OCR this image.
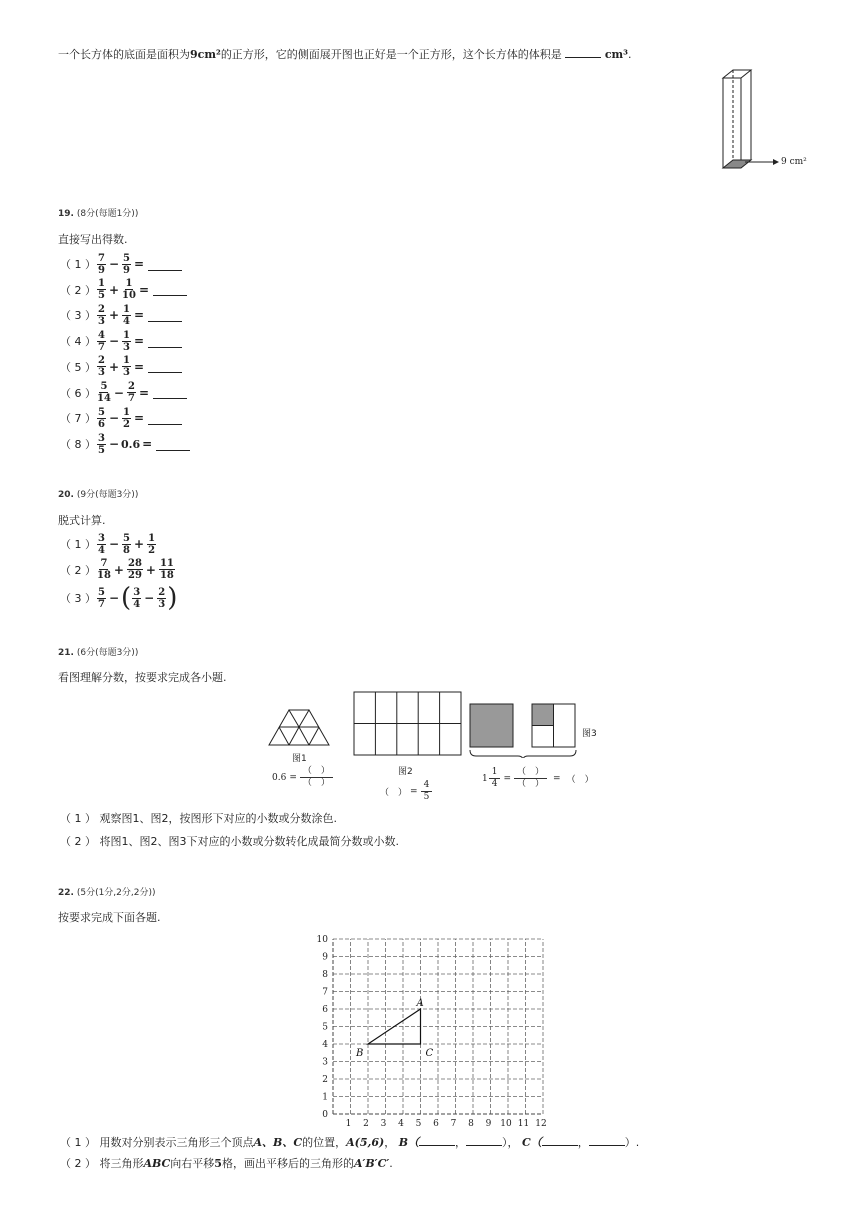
一个长方体的底面是面积为9cm²的正方形，它的侧面展开图也正好是一个正方形，这个长方体的体积是	cm³.
9 cm²
19. (8分(每题1分))
直接写出得数.
（ 1 ） $\frac{7}{9} - \frac{5}{9}$ =
（ 2 ） $\frac{1}{5} + \frac{1}{10}$ =
（ 3 ） $\frac{2}{3} + \frac{1}{4}$ =
（ 4 ） $\frac{4}{7} - \frac{1}{3}$ =
（ 5 ） $\frac{2}{3} + \frac{1}{3}$ =
（ 6 ） $\frac{5}{14} - \frac{2}{7}$ =
（ 7 ） $\frac{5}{6} - \frac{1}{2}$ =
（ 8 ） $\frac{3}{5} - 0.6$ =
20. (9分(每题3分))
脱式计算.
（ 1 ） $\frac{3}{4} - \frac{5}{8} + \frac{1}{2}$
（ 2 ） $\frac{7}{18} + \frac{28}{29} + \frac{11}{18}$
（ 3 ） $\frac{5}{7}$ − ( $\frac{3}{4} - \frac{2}{3}$ )
21. (6分(每题3分))
看图理解分数，按要求完成各小题.
图1
$0.6 = \frac{( )}{( )}$	图2
（　） = $\frac{4}{5}$
图3
$1 \frac{1}{4} = \frac{( )}{( )}$ = （　）
（ 1 ） 观察图1、图2，按图形下对应的小数或分数涂色.
（ 2 ） 将图1、图2、图3下对应的小数或分数转化成最简分数或小数.
22. (5分(1分,2分,2分))
按要求完成下面各题.
0
1
2
3
4
5
6
7
8
9
10
1 2 3 4 5 6 7 8 9 10 11 12
A
B	C
（ 1 ） 用数对分别表示三角形三个顶点A、B、C的位置，A(5,6)， B（	，	）， C（	，	）.
（ 2 ） 将三角形ABC向右平移5格，画出平移后的三角形的A′B′C′.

·····

■ Task instructions
Exclude the pictures and transcribe all of the entries exactly.

■ Result
OCR this image.
一个长方体的底面是面积为9cm²的正方形，它的侧面展开图也正好是一个正方形，这个长方体的体积是	cm³.
9 cm²
19. (8分(每题1分))
直接写出得数.
（ 1 ） $\frac{7}{9} - \frac{5}{9}$ =
（ 2 ） $\frac{1}{5} + \frac{1}{10}$ =
（ 3 ） $\frac{2}{3} + \frac{1}{4}$ =
（ 4 ） $\frac{4}{7} - \frac{1}{3}$ =
（ 5 ） $\frac{2}{3} + \frac{1}{3}$ =
（ 6 ） $\frac{5}{14} - \frac{2}{7}$ =
（ 7 ） $\frac{5}{6} - \frac{1}{2}$ =
（ 8 ） $\frac{3}{5} - 0.6$ =
20. (9分(每题3分))
脱式计算.
（ 1 ） $\frac{3}{4} - \frac{5}{8} + \frac{1}{2}$
（ 2 ） $\frac{7}{18} + \frac{28}{29} + \frac{11}{18}$
（ 3 ） $\frac{5}{7}$ − ( $\frac{3}{4} - \frac{2}{3}$ )
21. (6分(每题3分))
看图理解分数，按要求完成各小题.
图1
$0.6 = \frac{( )}{( )}$	图2
（　） = $\frac{4}{5}$
图3
$1 \frac{1}{4} = \frac{( )}{( )}$ = （　）
（ 1 ） 观察图1、图2，按图形下对应的小数或分数涂色.
（ 2 ） 将图1、图2、图3下对应的小数或分数转化成最简分数或小数.
22. (5分(1分,2分,2分))
按要求完成下面各题.
0
1
2
3
4
5
6
7
8
9
10
1 2 3 4 5 6 7 8 9 10 11 12
A
B	C
（ 1 ） 用数对分别表示三角形三个顶点A、B、C的位置，A(5,6)， B（	，	）， C（	，	）.
（ 2 ） 将三角形ABC向右平移5格，画出平移后的三角形的A′B′C′.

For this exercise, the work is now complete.